## Exercise
Your task is to transcribe the entries below exactly, beginning with the line containing "What's the underlying" and ending with the final line, and to add nothing else.

## Data section

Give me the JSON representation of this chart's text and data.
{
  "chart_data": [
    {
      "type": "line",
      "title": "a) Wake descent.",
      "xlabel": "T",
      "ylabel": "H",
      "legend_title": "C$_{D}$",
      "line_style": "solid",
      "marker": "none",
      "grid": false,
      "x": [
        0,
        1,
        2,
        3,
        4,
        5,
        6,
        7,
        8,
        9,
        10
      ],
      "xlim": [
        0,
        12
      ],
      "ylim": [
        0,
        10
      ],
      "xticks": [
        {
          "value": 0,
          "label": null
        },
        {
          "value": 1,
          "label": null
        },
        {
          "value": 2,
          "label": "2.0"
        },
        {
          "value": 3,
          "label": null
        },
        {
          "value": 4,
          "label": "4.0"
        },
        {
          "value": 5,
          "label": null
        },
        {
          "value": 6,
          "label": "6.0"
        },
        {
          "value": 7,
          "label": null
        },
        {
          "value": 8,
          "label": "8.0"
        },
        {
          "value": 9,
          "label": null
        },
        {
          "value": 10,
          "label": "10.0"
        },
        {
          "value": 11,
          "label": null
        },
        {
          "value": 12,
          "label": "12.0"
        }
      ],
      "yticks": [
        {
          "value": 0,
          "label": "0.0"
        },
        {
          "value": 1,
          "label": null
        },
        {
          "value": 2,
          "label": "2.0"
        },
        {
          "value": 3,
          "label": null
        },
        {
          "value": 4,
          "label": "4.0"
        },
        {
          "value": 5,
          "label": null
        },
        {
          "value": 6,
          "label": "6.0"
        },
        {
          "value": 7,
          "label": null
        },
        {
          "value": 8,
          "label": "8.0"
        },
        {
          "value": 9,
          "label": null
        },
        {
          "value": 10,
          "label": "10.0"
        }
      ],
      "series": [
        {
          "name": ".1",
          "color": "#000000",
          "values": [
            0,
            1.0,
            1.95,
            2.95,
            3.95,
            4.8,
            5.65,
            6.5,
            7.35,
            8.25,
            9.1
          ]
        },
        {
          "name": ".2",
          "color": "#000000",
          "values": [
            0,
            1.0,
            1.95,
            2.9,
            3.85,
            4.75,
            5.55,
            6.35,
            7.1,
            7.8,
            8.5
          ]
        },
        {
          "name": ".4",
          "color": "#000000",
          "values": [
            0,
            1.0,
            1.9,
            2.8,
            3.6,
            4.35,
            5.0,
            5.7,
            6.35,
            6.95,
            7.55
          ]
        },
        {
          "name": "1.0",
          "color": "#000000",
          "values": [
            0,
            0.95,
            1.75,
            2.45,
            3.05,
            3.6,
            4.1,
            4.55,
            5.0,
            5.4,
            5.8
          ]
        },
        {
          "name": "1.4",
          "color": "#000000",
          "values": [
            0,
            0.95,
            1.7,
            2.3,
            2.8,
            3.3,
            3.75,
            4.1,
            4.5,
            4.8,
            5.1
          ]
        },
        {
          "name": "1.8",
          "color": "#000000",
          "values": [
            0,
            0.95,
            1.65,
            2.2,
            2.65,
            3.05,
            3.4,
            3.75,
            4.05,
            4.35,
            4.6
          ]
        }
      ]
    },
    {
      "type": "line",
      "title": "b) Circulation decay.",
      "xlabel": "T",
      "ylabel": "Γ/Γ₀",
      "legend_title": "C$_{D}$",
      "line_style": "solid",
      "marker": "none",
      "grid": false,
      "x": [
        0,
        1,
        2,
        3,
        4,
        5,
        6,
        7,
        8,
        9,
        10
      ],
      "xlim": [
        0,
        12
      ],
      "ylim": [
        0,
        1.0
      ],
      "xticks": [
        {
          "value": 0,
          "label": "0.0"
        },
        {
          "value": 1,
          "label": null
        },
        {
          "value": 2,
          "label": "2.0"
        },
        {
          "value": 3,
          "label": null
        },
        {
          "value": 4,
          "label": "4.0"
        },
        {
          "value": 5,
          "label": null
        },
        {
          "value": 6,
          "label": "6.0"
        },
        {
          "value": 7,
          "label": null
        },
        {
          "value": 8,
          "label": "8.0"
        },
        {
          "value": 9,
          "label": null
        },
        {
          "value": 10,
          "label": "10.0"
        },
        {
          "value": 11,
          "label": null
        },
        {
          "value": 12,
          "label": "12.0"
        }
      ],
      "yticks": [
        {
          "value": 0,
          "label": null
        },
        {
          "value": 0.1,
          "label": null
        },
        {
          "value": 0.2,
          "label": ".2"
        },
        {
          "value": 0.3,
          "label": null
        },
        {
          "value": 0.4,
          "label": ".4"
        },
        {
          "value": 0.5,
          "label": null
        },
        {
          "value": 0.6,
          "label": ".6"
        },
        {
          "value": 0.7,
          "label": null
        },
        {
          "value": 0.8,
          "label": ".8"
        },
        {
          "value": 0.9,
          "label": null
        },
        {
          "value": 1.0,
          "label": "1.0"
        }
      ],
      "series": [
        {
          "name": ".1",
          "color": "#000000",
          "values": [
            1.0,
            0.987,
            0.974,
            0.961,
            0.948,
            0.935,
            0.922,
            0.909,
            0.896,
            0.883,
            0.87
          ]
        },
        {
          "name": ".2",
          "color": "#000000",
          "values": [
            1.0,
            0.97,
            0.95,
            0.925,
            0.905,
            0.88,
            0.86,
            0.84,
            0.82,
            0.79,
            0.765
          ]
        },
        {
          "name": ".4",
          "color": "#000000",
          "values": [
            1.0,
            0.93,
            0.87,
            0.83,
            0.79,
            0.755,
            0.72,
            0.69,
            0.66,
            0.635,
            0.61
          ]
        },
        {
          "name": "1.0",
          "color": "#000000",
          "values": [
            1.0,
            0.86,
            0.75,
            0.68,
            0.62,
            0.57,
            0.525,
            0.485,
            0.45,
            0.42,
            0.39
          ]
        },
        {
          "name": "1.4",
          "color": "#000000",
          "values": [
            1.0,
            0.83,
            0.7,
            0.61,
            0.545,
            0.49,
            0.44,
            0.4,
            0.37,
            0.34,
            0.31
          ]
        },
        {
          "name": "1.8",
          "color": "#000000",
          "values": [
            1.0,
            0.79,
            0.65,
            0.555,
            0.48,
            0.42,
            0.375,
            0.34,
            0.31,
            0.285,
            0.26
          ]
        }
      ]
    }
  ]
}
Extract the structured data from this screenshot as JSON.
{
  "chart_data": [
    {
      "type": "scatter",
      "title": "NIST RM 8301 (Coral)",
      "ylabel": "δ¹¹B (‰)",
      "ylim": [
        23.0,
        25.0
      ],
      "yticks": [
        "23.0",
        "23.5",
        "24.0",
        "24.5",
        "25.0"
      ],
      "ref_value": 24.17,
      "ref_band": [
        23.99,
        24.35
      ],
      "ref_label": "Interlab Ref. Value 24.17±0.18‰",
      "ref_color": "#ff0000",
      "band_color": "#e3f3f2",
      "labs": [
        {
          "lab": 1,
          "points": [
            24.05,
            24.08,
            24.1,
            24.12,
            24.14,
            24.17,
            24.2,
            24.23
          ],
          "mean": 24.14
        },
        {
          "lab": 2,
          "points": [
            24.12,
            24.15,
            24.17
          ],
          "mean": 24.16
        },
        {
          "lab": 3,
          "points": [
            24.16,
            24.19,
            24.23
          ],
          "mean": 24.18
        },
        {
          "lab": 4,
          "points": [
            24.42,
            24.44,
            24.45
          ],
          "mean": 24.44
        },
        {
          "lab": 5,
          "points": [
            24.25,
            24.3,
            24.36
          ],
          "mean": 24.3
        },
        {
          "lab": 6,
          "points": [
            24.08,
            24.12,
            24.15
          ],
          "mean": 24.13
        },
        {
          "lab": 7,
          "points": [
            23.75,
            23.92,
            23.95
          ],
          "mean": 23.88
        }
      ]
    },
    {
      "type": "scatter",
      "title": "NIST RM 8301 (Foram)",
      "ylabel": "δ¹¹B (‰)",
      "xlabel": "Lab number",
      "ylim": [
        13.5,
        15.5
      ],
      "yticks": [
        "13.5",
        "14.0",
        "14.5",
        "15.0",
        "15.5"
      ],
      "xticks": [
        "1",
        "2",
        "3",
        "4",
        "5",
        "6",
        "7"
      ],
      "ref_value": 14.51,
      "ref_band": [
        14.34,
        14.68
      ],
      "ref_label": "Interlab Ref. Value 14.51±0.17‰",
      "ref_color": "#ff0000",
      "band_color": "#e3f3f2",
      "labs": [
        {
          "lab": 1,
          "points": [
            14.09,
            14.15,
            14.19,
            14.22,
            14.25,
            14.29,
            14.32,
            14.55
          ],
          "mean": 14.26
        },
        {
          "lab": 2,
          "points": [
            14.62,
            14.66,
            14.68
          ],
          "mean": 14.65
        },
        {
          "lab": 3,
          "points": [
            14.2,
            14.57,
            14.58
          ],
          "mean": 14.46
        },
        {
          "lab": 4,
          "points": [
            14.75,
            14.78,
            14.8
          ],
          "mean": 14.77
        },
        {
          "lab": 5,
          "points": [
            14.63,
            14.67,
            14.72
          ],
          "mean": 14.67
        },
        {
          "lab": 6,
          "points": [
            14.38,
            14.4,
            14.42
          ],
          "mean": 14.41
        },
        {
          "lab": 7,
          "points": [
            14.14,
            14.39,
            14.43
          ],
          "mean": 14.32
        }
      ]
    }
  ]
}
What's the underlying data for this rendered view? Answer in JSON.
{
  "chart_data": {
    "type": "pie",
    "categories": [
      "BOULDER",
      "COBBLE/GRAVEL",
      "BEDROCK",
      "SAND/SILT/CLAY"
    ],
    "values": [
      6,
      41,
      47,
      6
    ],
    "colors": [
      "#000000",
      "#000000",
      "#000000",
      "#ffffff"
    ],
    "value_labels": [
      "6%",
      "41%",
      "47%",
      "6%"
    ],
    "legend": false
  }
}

## Answer below
What's the underlying data for this rendered view? Answer in JSON.
{
  "chart_data": {
    "type": "pie",
    "categories": [
      "BOULDER",
      "COBBLE/GRAVEL",
      "BEDROCK",
      "SAND/SILT/CLAY"
    ],
    "values": [
      6,
      41,
      47,
      6
    ],
    "colors": [
      "#000000",
      "#000000",
      "#000000",
      "#ffffff"
    ],
    "value_labels": [
      "6%",
      "41%",
      "47%",
      "6%"
    ],
    "legend": false
  }
}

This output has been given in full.